=== PROBLEM ===
Repeat every one of the records below word for word, leaving each line unchanged.

=== DATASET ENTRIES ===
..........
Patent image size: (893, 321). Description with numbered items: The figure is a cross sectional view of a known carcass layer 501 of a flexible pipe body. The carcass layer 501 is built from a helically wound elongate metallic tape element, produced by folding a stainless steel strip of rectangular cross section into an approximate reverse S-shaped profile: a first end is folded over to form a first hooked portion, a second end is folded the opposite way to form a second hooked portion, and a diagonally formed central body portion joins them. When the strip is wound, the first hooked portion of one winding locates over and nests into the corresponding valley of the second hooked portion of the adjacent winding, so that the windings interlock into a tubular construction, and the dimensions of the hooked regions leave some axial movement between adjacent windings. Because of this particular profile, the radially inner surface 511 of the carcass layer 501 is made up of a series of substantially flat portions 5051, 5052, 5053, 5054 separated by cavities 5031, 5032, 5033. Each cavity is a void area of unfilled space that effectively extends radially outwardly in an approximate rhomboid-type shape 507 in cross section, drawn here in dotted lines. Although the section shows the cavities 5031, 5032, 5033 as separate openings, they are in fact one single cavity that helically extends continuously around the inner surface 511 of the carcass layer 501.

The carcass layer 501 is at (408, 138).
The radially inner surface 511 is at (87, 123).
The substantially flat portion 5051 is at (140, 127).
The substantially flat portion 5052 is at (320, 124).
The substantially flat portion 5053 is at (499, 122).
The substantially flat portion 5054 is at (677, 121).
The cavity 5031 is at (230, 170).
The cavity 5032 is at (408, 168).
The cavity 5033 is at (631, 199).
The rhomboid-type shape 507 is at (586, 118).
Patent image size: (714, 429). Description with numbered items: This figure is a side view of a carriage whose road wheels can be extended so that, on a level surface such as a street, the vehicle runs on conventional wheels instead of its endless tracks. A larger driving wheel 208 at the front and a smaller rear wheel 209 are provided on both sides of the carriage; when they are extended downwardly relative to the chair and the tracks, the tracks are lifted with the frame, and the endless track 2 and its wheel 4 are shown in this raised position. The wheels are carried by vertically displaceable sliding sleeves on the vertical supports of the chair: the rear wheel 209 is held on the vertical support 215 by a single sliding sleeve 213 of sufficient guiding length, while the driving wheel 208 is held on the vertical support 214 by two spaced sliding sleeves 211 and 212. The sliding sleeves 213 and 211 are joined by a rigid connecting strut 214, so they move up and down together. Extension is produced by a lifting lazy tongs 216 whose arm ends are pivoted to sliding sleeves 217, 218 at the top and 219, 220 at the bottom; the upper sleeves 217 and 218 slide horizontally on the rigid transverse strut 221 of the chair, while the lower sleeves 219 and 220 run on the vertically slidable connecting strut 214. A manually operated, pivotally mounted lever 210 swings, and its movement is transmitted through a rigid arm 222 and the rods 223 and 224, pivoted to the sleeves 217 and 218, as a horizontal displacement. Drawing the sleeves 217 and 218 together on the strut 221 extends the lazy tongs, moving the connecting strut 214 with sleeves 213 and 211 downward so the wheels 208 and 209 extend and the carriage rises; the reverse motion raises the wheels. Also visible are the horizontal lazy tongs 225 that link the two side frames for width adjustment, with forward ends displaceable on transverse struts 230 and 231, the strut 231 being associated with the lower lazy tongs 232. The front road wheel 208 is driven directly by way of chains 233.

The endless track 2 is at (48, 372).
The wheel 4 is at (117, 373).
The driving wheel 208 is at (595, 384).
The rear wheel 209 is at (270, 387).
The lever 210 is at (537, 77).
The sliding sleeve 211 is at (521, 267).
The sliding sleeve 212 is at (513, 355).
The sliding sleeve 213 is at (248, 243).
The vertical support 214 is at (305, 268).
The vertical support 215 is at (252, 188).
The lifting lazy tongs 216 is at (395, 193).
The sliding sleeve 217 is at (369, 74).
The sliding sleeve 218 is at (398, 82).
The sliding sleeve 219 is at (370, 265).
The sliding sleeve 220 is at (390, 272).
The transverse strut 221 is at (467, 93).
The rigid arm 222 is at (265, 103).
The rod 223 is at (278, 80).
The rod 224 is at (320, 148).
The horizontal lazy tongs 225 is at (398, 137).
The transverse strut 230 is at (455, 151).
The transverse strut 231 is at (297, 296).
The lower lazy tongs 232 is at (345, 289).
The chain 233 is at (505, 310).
..........
=== THE ANSWER ===
Patent image size: (893, 321). Description with numbered items: The figure is a cross sectional view of a known carcass layer 501 of a flexible pipe body. The carcass layer 501 is built from a helically wound elongate metallic tape element, produced by folding a stainless steel strip of rectangular cross section into an approximate reverse S-shaped profile: a first end is folded over to form a first hooked portion, a second end is folded the opposite way to form a second hooked portion, and a diagonally formed central body portion joins them. When the strip is wound, the first hooked portion of one winding locates over and nests into the corresponding valley of the second hooked portion of the adjacent winding, so that the windings interlock into a tubular construction, and the dimensions of the hooked regions leave some axial movement between adjacent windings. Because of this particular profile, the radially inner surface 511 of the carcass layer 501 is made up of a series of substantially flat portions 5051, 5052, 5053, 5054 separated by cavities 5031, 5032, 5033. Each cavity is a void area of unfilled space that effectively extends radially outwardly in an approximate rhomboid-type shape 507 in cross section, drawn here in dotted lines. Although the section shows the cavities 5031, 5032, 5033 as separate openings, they are in fact one single cavity that helically extends continuously around the inner surface 511 of the carcass layer 501.

The carcass layer 501 is at (408, 138).
The radially inner surface 511 is at (87, 123).
The substantially flat portion 5051 is at (140, 127).
The substantially flat portion 5052 is at (320, 124).
The substantially flat portion 5053 is at (499, 122).
The substantially flat portion 5054 is at (677, 121).
The cavity 5031 is at (230, 170).
The cavity 5032 is at (408, 168).
The cavity 5033 is at (631, 199).
The rhomboid-type shape 507 is at (586, 118).
Patent image size: (714, 429). Description with numbered items: This figure is a side view of a carriage whose road wheels can be extended so that, on a level surface such as a street, the vehicle runs on conventional wheels instead of its endless tracks. A larger driving wheel 208 at the front and a smaller rear wheel 209 are provided on both sides of the carriage; when they are extended downwardly relative to the chair and the tracks, the tracks are lifted with the frame, and the endless track 2 and its wheel 4 are shown in this raised position. The wheels are carried by vertically displaceable sliding sleeves on the vertical supports of the chair: the rear wheel 209 is held on the vertical support 215 by a single sliding sleeve 213 of sufficient guiding length, while the driving wheel 208 is held on the vertical support 214 by two spaced sliding sleeves 211 and 212. The sliding sleeves 213 and 211 are joined by a rigid connecting strut 214, so they move up and down together. Extension is produced by a lifting lazy tongs 216 whose arm ends are pivoted to sliding sleeves 217, 218 at the top and 219, 220 at the bottom; the upper sleeves 217 and 218 slide horizontally on the rigid transverse strut 221 of the chair, while the lower sleeves 219 and 220 run on the vertically slidable connecting strut 214. A manually operated, pivotally mounted lever 210 swings, and its movement is transmitted through a rigid arm 222 and the rods 223 and 224, pivoted to the sleeves 217 and 218, as a horizontal displacement. Drawing the sleeves 217 and 218 together on the strut 221 extends the lazy tongs, moving the connecting strut 214 with sleeves 213 and 211 downward so the wheels 208 and 209 extend and the carriage rises; the reverse motion raises the wheels. Also visible are the horizontal lazy tongs 225 that link the two side frames for width adjustment, with forward ends displaceable on transverse struts 230 and 231, the strut 231 being associated with the lower lazy tongs 232. The front road wheel 208 is driven directly by way of chains 233.

The endless track 2 is at (48, 372).
The wheel 4 is at (117, 373).
The driving wheel 208 is at (595, 384).
The rear wheel 209 is at (270, 387).
The lever 210 is at (537, 77).
The sliding sleeve 211 is at (521, 267).
The sliding sleeve 212 is at (513, 355).
The sliding sleeve 213 is at (248, 243).
The vertical support 214 is at (305, 268).
The vertical support 215 is at (252, 188).
The lifting lazy tongs 216 is at (395, 193).
The sliding sleeve 217 is at (369, 74).
The sliding sleeve 218 is at (398, 82).
The sliding sleeve 219 is at (370, 265).
The sliding sleeve 220 is at (390, 272).
The transverse strut 221 is at (467, 93).
The rigid arm 222 is at (265, 103).
The rod 223 is at (278, 80).
The rod 224 is at (320, 148).
The horizontal lazy tongs 225 is at (398, 137).
The transverse strut 230 is at (455, 151).
The transverse strut 231 is at (297, 296).
The lower lazy tongs 232 is at (345, 289).
The chain 233 is at (505, 310).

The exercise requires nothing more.